EXERCISE INPUT:
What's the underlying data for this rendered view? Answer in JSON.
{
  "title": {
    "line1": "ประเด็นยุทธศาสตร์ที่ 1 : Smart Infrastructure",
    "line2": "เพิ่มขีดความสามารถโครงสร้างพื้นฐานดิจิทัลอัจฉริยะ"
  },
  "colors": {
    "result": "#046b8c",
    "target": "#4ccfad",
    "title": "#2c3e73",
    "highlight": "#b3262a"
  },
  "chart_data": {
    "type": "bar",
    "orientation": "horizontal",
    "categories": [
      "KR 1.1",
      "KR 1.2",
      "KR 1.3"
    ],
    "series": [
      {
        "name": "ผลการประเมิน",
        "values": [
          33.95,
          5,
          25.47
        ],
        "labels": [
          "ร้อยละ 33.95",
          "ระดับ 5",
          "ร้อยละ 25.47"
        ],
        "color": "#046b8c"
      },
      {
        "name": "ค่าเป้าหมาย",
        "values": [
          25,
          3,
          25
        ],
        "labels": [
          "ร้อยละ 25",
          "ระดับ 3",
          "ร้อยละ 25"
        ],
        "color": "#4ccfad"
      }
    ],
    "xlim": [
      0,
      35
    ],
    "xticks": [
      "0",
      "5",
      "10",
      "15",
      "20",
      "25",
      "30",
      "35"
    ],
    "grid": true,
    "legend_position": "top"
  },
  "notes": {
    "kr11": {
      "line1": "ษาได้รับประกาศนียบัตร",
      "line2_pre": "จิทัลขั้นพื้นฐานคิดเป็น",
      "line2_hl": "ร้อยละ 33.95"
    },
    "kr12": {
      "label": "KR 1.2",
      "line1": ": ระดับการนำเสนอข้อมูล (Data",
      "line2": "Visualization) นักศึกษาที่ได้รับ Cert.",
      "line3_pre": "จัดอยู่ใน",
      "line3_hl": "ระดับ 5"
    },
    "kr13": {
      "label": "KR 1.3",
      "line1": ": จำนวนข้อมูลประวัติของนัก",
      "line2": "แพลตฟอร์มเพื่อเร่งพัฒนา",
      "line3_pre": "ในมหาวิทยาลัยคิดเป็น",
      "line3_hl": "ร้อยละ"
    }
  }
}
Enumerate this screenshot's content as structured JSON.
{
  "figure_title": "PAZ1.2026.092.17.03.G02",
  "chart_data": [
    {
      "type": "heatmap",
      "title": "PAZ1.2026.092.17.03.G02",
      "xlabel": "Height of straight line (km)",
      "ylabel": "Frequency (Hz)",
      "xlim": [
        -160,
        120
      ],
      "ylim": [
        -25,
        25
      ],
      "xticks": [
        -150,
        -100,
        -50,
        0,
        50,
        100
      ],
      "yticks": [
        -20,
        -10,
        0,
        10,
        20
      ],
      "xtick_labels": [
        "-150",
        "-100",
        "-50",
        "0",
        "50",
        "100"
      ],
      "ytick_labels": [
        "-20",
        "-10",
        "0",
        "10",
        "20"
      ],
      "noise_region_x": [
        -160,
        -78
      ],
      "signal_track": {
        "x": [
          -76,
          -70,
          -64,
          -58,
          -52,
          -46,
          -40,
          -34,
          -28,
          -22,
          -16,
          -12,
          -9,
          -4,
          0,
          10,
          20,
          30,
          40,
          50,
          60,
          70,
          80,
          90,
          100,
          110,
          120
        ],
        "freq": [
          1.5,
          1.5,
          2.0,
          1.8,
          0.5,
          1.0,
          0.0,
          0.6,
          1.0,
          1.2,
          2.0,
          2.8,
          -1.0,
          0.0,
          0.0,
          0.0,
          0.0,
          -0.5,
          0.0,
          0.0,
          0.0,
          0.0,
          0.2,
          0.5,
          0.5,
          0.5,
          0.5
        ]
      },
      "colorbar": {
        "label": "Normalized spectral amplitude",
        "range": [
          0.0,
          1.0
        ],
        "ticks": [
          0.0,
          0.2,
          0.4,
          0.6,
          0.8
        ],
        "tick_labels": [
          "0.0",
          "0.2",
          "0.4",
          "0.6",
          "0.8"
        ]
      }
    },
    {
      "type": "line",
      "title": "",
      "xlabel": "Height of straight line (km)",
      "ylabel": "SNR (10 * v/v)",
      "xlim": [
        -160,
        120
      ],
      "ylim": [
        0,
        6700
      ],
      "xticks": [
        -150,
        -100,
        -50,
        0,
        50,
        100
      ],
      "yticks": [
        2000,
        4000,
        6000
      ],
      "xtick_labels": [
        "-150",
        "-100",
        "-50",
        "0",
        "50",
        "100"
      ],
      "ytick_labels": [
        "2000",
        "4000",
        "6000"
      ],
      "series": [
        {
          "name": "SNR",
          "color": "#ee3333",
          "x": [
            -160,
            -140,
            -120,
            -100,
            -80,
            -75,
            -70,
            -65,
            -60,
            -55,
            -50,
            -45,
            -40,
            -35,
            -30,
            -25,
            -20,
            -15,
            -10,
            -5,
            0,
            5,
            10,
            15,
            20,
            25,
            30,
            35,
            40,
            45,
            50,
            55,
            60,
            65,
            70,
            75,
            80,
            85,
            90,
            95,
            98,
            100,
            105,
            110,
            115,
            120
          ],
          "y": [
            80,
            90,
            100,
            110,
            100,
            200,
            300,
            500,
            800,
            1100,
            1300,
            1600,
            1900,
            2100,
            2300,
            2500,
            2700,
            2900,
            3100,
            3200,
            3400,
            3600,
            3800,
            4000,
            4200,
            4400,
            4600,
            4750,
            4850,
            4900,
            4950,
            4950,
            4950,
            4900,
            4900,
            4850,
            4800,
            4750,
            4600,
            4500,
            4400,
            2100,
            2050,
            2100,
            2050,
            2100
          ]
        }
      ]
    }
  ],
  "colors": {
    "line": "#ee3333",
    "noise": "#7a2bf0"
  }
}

* * *

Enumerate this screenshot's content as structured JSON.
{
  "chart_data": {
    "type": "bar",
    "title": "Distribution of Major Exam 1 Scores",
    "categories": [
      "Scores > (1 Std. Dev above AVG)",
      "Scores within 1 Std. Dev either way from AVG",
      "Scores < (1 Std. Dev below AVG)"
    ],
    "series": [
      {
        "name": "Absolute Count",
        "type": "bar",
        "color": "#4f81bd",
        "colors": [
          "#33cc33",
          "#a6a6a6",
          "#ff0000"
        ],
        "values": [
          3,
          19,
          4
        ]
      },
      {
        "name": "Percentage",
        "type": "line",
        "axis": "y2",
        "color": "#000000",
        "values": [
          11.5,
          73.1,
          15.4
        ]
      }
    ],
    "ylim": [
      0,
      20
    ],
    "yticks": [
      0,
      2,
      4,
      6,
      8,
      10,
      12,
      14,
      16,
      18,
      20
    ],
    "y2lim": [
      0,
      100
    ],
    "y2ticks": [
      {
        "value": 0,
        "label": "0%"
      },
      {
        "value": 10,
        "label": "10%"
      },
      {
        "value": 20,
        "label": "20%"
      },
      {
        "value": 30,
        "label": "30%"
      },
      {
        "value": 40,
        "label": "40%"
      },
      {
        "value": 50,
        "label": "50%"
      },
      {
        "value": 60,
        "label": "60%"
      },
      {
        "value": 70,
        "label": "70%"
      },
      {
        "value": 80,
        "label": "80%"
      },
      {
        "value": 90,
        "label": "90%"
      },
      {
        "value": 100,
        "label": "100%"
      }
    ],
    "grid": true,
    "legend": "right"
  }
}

==

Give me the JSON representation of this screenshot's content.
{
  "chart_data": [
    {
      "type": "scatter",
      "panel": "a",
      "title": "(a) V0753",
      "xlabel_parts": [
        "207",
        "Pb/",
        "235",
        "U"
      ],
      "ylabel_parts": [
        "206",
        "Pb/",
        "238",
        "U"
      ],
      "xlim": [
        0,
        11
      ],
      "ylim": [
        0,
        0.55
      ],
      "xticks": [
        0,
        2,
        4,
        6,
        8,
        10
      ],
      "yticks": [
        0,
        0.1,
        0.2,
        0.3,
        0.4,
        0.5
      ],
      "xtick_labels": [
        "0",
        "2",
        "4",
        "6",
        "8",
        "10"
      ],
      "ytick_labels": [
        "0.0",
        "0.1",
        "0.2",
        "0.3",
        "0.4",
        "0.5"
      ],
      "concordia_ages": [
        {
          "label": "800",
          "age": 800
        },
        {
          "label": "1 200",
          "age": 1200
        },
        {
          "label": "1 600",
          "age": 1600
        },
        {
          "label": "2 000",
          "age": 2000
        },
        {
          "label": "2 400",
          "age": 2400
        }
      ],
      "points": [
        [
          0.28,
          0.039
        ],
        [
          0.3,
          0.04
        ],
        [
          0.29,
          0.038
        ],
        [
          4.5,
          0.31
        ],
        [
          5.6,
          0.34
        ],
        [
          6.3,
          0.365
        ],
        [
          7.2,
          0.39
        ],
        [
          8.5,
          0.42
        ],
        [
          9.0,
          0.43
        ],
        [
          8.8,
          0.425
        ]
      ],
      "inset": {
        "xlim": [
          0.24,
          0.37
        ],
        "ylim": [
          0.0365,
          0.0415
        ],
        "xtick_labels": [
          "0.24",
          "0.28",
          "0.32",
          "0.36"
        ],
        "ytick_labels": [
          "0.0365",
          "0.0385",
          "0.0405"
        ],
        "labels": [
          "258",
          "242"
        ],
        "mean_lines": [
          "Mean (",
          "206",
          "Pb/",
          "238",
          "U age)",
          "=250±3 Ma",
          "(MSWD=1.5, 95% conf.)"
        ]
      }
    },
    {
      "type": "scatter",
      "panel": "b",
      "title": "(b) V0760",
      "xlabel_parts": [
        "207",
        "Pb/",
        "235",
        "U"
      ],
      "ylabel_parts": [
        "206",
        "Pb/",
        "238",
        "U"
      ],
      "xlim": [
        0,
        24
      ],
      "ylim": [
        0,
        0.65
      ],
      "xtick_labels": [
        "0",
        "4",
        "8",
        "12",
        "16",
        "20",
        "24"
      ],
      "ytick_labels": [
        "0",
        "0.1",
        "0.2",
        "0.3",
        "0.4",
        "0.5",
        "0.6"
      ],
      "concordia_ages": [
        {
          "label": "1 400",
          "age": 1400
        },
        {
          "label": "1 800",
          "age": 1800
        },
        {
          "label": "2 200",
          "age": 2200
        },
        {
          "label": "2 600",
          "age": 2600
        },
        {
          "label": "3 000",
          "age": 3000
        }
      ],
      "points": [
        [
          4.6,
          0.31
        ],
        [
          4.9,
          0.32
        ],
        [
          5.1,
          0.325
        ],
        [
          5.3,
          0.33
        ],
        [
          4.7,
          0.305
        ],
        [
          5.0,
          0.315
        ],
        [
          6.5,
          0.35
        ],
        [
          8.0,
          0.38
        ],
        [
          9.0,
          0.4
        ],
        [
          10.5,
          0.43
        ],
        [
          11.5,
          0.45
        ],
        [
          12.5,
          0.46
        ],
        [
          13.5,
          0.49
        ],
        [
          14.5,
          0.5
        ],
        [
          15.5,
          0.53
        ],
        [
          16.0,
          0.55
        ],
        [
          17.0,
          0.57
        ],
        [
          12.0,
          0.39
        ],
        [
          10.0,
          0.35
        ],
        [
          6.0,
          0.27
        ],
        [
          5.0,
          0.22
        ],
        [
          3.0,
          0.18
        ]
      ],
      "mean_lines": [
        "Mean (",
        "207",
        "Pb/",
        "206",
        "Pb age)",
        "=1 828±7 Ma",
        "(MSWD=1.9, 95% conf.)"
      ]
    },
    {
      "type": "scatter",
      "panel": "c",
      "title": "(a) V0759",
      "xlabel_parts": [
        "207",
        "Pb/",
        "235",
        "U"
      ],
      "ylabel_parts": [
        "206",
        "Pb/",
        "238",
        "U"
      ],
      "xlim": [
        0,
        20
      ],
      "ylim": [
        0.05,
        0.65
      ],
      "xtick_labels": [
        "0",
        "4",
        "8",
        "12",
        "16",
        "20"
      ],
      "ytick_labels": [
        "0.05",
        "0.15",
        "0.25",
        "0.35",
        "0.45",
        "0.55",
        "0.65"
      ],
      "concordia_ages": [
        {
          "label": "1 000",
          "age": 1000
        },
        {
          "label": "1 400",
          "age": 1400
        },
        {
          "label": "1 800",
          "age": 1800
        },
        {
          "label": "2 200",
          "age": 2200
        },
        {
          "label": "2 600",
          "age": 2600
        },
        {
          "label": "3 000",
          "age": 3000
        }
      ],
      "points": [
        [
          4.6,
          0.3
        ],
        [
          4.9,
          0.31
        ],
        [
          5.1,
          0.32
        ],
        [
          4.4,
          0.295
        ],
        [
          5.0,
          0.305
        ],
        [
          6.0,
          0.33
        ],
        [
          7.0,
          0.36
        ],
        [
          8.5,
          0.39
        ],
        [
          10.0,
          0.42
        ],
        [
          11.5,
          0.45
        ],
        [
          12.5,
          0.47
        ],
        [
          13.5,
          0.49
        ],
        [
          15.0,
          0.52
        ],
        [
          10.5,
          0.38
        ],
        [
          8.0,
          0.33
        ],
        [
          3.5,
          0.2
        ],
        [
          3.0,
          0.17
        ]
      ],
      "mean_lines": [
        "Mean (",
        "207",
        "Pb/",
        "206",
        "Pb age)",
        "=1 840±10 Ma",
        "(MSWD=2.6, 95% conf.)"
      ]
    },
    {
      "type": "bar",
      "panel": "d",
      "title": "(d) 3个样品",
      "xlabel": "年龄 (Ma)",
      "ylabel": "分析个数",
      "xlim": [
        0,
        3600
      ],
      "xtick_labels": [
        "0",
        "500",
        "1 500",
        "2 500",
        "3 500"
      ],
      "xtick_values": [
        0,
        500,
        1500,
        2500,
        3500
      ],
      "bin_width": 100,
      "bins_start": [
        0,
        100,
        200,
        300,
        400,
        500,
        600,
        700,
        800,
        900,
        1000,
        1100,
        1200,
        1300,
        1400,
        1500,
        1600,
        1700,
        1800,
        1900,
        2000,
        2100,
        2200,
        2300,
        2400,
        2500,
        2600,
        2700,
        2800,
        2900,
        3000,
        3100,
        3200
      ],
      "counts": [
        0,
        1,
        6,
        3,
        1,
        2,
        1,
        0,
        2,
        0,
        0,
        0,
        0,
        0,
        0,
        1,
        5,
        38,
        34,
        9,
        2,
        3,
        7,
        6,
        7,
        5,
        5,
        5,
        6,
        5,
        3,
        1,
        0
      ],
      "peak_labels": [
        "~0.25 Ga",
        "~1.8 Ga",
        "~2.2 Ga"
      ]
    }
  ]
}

WHAT IS BEING ASKED: Within the listing above, find every line containing the string "conf" and return it.

WRITTEN ANSWER:
          "(MSWD=1.5, 95% conf.)"
        "(MSWD=1.9, 95% conf.)"
        "(MSWD=2.6, 95% conf.)"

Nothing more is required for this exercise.